>>

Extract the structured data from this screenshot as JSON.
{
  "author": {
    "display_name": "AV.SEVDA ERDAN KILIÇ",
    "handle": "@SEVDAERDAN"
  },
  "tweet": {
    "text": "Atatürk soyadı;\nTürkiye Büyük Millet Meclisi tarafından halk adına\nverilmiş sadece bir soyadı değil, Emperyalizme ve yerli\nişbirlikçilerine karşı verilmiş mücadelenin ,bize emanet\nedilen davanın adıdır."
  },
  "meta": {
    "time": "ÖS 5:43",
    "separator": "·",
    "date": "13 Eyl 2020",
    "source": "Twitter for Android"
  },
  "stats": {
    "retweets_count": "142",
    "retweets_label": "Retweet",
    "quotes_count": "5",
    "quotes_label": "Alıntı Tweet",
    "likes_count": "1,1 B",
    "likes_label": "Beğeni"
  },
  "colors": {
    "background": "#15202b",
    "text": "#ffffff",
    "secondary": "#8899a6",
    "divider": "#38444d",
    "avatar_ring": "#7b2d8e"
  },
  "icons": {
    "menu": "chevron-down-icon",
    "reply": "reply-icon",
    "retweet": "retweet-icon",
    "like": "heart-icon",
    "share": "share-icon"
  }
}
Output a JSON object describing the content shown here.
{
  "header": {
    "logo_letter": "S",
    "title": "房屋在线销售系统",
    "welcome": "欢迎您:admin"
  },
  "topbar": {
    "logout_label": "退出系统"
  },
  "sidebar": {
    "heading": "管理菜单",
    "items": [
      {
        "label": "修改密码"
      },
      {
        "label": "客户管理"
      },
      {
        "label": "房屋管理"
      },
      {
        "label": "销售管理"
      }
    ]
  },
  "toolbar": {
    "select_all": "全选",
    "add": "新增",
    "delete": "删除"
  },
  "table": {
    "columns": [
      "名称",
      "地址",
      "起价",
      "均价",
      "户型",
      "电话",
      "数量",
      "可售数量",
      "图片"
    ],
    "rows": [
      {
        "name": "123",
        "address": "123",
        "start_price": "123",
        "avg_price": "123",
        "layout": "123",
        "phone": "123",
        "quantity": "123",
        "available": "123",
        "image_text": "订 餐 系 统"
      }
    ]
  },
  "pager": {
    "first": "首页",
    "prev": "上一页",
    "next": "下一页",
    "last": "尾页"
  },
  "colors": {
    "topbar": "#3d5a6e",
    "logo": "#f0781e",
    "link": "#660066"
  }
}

<<

**Problem:**
Reproduce the whole listing word for word.

**Correct response:**
Extract the structured data from this screenshot as JSON.
{
  "author": {
    "display_name": "AV.SEVDA ERDAN KILIÇ",
    "handle": "@SEVDAERDAN"
  },
  "tweet": {
    "text": "Atatürk soyadı;\nTürkiye Büyük Millet Meclisi tarafından halk adına\nverilmiş sadece bir soyadı değil, Emperyalizme ve yerli\nişbirlikçilerine karşı verilmiş mücadelenin ,bize emanet\nedilen davanın adıdır."
  },
  "meta": {
    "time": "ÖS 5:43",
    "separator": "·",
    "date": "13 Eyl 2020",
    "source": "Twitter for Android"
  },
  "stats": {
    "retweets_count": "142",
    "retweets_label": "Retweet",
    "quotes_count": "5",
    "quotes_label": "Alıntı Tweet",
    "likes_count": "1,1 B",
    "likes_label": "Beğeni"
  },
  "colors": {
    "background": "#15202b",
    "text": "#ffffff",
    "secondary": "#8899a6",
    "divider": "#38444d",
    "avatar_ring": "#7b2d8e"
  },
  "icons": {
    "menu": "chevron-down-icon",
    "reply": "reply-icon",
    "retweet": "retweet-icon",
    "like": "heart-icon",
    "share": "share-icon"
  }
}
Output a JSON object describing the content shown here.
{
  "header": {
    "logo_letter": "S",
    "title": "房屋在线销售系统",
    "welcome": "欢迎您:admin"
  },
  "topbar": {
    "logout_label": "退出系统"
  },
  "sidebar": {
    "heading": "管理菜单",
    "items": [
      {
        "label": "修改密码"
      },
      {
        "label": "客户管理"
      },
      {
        "label": "房屋管理"
      },
      {
        "label": "销售管理"
      }
    ]
  },
  "toolbar": {
    "select_all": "全选",
    "add": "新增",
    "delete": "删除"
  },
  "table": {
    "columns": [
      "名称",
      "地址",
      "起价",
      "均价",
      "户型",
      "电话",
      "数量",
      "可售数量",
      "图片"
    ],
    "rows": [
      {
        "name": "123",
        "address": "123",
        "start_price": "123",
        "avg_price": "123",
        "layout": "123",
        "phone": "123",
        "quantity": "123",
        "available": "123",
        "image_text": "订 餐 系 统"
      }
    ]
  },
  "pager": {
    "first": "首页",
    "prev": "上一页",
    "next": "下一页",
    "last": "尾页"
  },
  "colors": {
    "topbar": "#3d5a6e",
    "logo": "#f0781e",
    "link": "#660066"
  }
}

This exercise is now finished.